• _SUPPLIED MATERIAL_
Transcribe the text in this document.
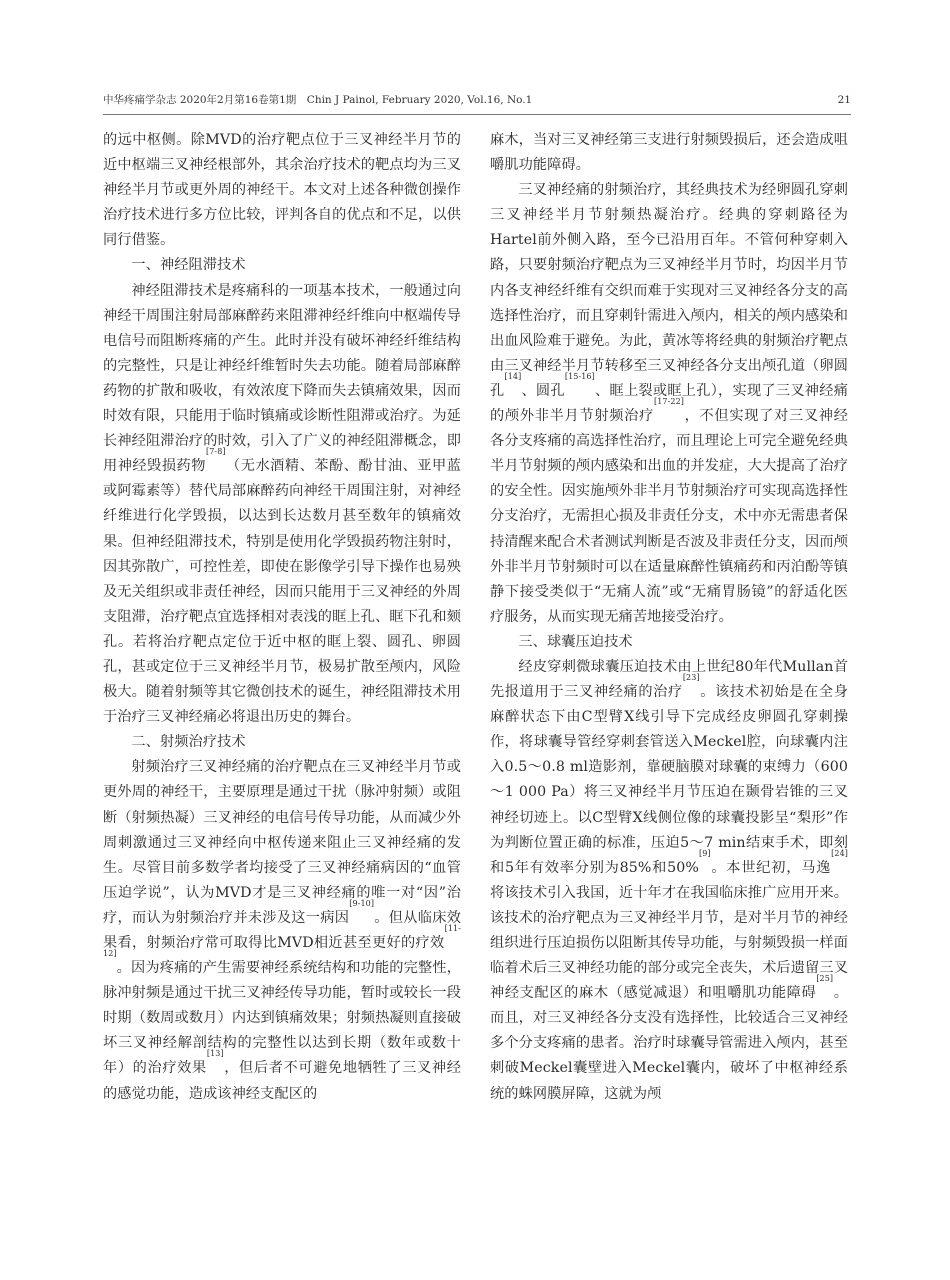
中华疼痛学杂志 2020年2月第16卷第1期　Chin J Painol, February 2020, Vol.16, No.1	21

的远中枢侧。除MVD的治疗靶点位于三叉神经半月节的近中枢端三叉神经根部外，其余治疗技术的靶点均为三叉神经半月节或更外周的神经干。本文对上述各种微创操作治疗技术进行多方位比较，评判各自的优点和不足，以供同行借鉴。

一、神经阻滞技术

神经阻滞技术是疼痛科的一项基本技术，一般通过向神经干周围注射局部麻醉药来阻滞神经纤维向中枢端传导电信号而阻断疼痛的产生。此时并没有破坏神经纤维结构的完整性，只是让神经纤维暂时失去功能。随着局部麻醉药物的扩散和吸收，有效浓度下降而失去镇痛效果，因而时效有限，只能用于临时镇痛或诊断性阻滞或治疗。为延长神经阻滞治疗的时效，引入了广义的神经阻滞概念，即用神经毁损药物[7-8]（无水酒精、苯酚、酚甘油、亚甲蓝或阿霉素等）替代局部麻醉药向神经干周围注射，对神经纤维进行化学毁损，以达到长达数月甚至数年的镇痛效果。但神经阻滞技术，特别是使用化学毁损药物注射时，因其弥散广，可控性差，即使在影像学引导下操作也易殃及无关组织或非责任神经，因而只能用于三叉神经的外周支阻滞，治疗靶点宜选择相对表浅的眶上孔、眶下孔和颏孔。若将治疗靶点定位于近中枢的眶上裂、圆孔、卵圆孔，甚或定位于三叉神经半月节，极易扩散至颅内，风险极大。随着射频等其它微创技术的诞生，神经阻滞技术用于治疗三叉神经痛必将退出历史的舞台。

二、射频治疗技术

射频治疗三叉神经痛的治疗靶点在三叉神经半月节或更外周的神经干，主要原理是通过干扰（脉冲射频）或阻断（射频热凝）三叉神经的电信号传导功能，从而减少外周刺激通过三叉神经向中枢传递来阻止三叉神经痛的发生。尽管目前多数学者均接受了三叉神经痛病因的“血管压迫学说”，认为MVD才是三叉神经痛的唯一对“因”治疗，而认为射频治疗并未涉及这一病因[9-10]。但从临床效果看，射频治疗常可取得比MVD相近甚至更好的疗效[11-12]。因为疼痛的产生需要神经系统结构和功能的完整性，脉冲射频是通过干扰三叉神经传导功能，暂时或较长一段时期（数周或数月）内达到镇痛效果；射频热凝则直接破坏三叉神经解剖结构的完整性以达到长期（数年或数十年）的治疗效果[13]，但后者不可避免地牺牲了三叉神经的感觉功能，造成该神经支配区的

麻木，当对三叉神经第三支进行射频毁损后，还会造成咀嚼肌功能障碍。

三叉神经痛的射频治疗，其经典技术为经卵圆孔穿刺三叉神经半月节射频热凝治疗。经典的穿刺路径为Hartel前外侧入路，至今已沿用百年。不管何种穿刺入路，只要射频治疗靶点为三叉神经半月节时，均因半月节内各支神经纤维有交织而难于实现对三叉神经各分支的高选择性治疗，而且穿刺针需进入颅内，相关的颅内感染和出血风险难于避免。为此，黄冰等将经典的射频治疗靶点由三叉神经半月节转移至三叉神经各分支出颅孔道（卵圆孔[14]、圆孔[15-16]、眶上裂或眶上孔），实现了三叉神经痛的颅外非半月节射频治疗[17-22]，不但实现了对三叉神经各分支疼痛的高选择性治疗，而且理论上可完全避免经典半月节射频的颅内感染和出血的并发症，大大提高了治疗的安全性。因实施颅外非半月节射频治疗可实现高选择性分支治疗，无需担心损及非责任分支，术中亦无需患者保持清醒来配合术者测试判断是否波及非责任分支，因而颅外非半月节射频时可以在适量麻醉性镇痛药和丙泊酚等镇静下接受类似于“无痛人流”或“无痛胃肠镜”的舒适化医疗服务，从而实现无痛苦地接受治疗。

三、球囊压迫技术

经皮穿刺微球囊压迫技术由上世纪80年代Mullan首先报道用于三叉神经痛的治疗[23]。该技术初始是在全身麻醉状态下由C型臂X线引导下完成经皮卵圆孔穿刺操作，将球囊导管经穿刺套管送入Meckel腔，向球囊内注入0.5～0.8 ml造影剂，靠硬脑膜对球囊的束缚力（600～1 000 Pa）将三叉神经半月节压迫在颞骨岩锥的三叉神经切迹上。以C型臂X线侧位像的球囊投影呈“梨形”作为判断位置正确的标准，压迫5～7 min结束手术，即刻和5年有效率分别为85%和50%[9]。本世纪初，马逸[24]将该技术引入我国，近十年才在我国临床推广应用开来。该技术的治疗靶点为三叉神经半月节，是对半月节的神经组织进行压迫损伤以阻断其传导功能，与射频毁损一样面临着术后三叉神经功能的部分或完全丧失，术后遗留三叉神经支配区的麻木（感觉减退）和咀嚼肌功能障碍[25]。而且，对三叉神经各分支没有选择性，比较适合三叉神经多个分支疼痛的患者。治疗时球囊导管需进入颅内，甚至刺破Meckel囊壁进入Meckel囊内，破坏了中枢神经系统的蛛网膜屏障，这就为颅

• _CHALLENGE_
Print all the records again exactly; do not include any picture.

• _THE COMPLETED TASK_
Transcribe the text in this document.
中华疼痛学杂志 2020年2月第16卷第1期　Chin J Painol, February 2020, Vol.16, No.1	21

的远中枢侧。除MVD的治疗靶点位于三叉神经半月节的近中枢端三叉神经根部外，其余治疗技术的靶点均为三叉神经半月节或更外周的神经干。本文对上述各种微创操作治疗技术进行多方位比较，评判各自的优点和不足，以供同行借鉴。

一、神经阻滞技术

神经阻滞技术是疼痛科的一项基本技术，一般通过向神经干周围注射局部麻醉药来阻滞神经纤维向中枢端传导电信号而阻断疼痛的产生。此时并没有破坏神经纤维结构的完整性，只是让神经纤维暂时失去功能。随着局部麻醉药物的扩散和吸收，有效浓度下降而失去镇痛效果，因而时效有限，只能用于临时镇痛或诊断性阻滞或治疗。为延长神经阻滞治疗的时效，引入了广义的神经阻滞概念，即用神经毁损药物[7-8]（无水酒精、苯酚、酚甘油、亚甲蓝或阿霉素等）替代局部麻醉药向神经干周围注射，对神经纤维进行化学毁损，以达到长达数月甚至数年的镇痛效果。但神经阻滞技术，特别是使用化学毁损药物注射时，因其弥散广，可控性差，即使在影像学引导下操作也易殃及无关组织或非责任神经，因而只能用于三叉神经的外周支阻滞，治疗靶点宜选择相对表浅的眶上孔、眶下孔和颏孔。若将治疗靶点定位于近中枢的眶上裂、圆孔、卵圆孔，甚或定位于三叉神经半月节，极易扩散至颅内，风险极大。随着射频等其它微创技术的诞生，神经阻滞技术用于治疗三叉神经痛必将退出历史的舞台。

二、射频治疗技术

射频治疗三叉神经痛的治疗靶点在三叉神经半月节或更外周的神经干，主要原理是通过干扰（脉冲射频）或阻断（射频热凝）三叉神经的电信号传导功能，从而减少外周刺激通过三叉神经向中枢传递来阻止三叉神经痛的发生。尽管目前多数学者均接受了三叉神经痛病因的“血管压迫学说”，认为MVD才是三叉神经痛的唯一对“因”治疗，而认为射频治疗并未涉及这一病因[9-10]。但从临床效果看，射频治疗常可取得比MVD相近甚至更好的疗效[11-12]。因为疼痛的产生需要神经系统结构和功能的完整性，脉冲射频是通过干扰三叉神经传导功能，暂时或较长一段时期（数周或数月）内达到镇痛效果；射频热凝则直接破坏三叉神经解剖结构的完整性以达到长期（数年或数十年）的治疗效果[13]，但后者不可避免地牺牲了三叉神经的感觉功能，造成该神经支配区的

麻木，当对三叉神经第三支进行射频毁损后，还会造成咀嚼肌功能障碍。

三叉神经痛的射频治疗，其经典技术为经卵圆孔穿刺三叉神经半月节射频热凝治疗。经典的穿刺路径为Hartel前外侧入路，至今已沿用百年。不管何种穿刺入路，只要射频治疗靶点为三叉神经半月节时，均因半月节内各支神经纤维有交织而难于实现对三叉神经各分支的高选择性治疗，而且穿刺针需进入颅内，相关的颅内感染和出血风险难于避免。为此，黄冰等将经典的射频治疗靶点由三叉神经半月节转移至三叉神经各分支出颅孔道（卵圆孔[14]、圆孔[15-16]、眶上裂或眶上孔），实现了三叉神经痛的颅外非半月节射频治疗[17-22]，不但实现了对三叉神经各分支疼痛的高选择性治疗，而且理论上可完全避免经典半月节射频的颅内感染和出血的并发症，大大提高了治疗的安全性。因实施颅外非半月节射频治疗可实现高选择性分支治疗，无需担心损及非责任分支，术中亦无需患者保持清醒来配合术者测试判断是否波及非责任分支，因而颅外非半月节射频时可以在适量麻醉性镇痛药和丙泊酚等镇静下接受类似于“无痛人流”或“无痛胃肠镜”的舒适化医疗服务，从而实现无痛苦地接受治疗。

三、球囊压迫技术

经皮穿刺微球囊压迫技术由上世纪80年代Mullan首先报道用于三叉神经痛的治疗[23]。该技术初始是在全身麻醉状态下由C型臂X线引导下完成经皮卵圆孔穿刺操作，将球囊导管经穿刺套管送入Meckel腔，向球囊内注入0.5～0.8 ml造影剂，靠硬脑膜对球囊的束缚力（600～1 000 Pa）将三叉神经半月节压迫在颞骨岩锥的三叉神经切迹上。以C型臂X线侧位像的球囊投影呈“梨形”作为判断位置正确的标准，压迫5～7 min结束手术，即刻和5年有效率分别为85%和50%[9]。本世纪初，马逸[24]将该技术引入我国，近十年才在我国临床推广应用开来。该技术的治疗靶点为三叉神经半月节，是对半月节的神经组织进行压迫损伤以阻断其传导功能，与射频毁损一样面临着术后三叉神经功能的部分或完全丧失，术后遗留三叉神经支配区的麻木（感觉减退）和咀嚼肌功能障碍[25]。而且，对三叉神经各分支没有选择性，比较适合三叉神经多个分支疼痛的患者。治疗时球囊导管需进入颅内，甚至刺破Meckel囊壁进入Meckel囊内，破坏了中枢神经系统的蛛网膜屏障，这就为颅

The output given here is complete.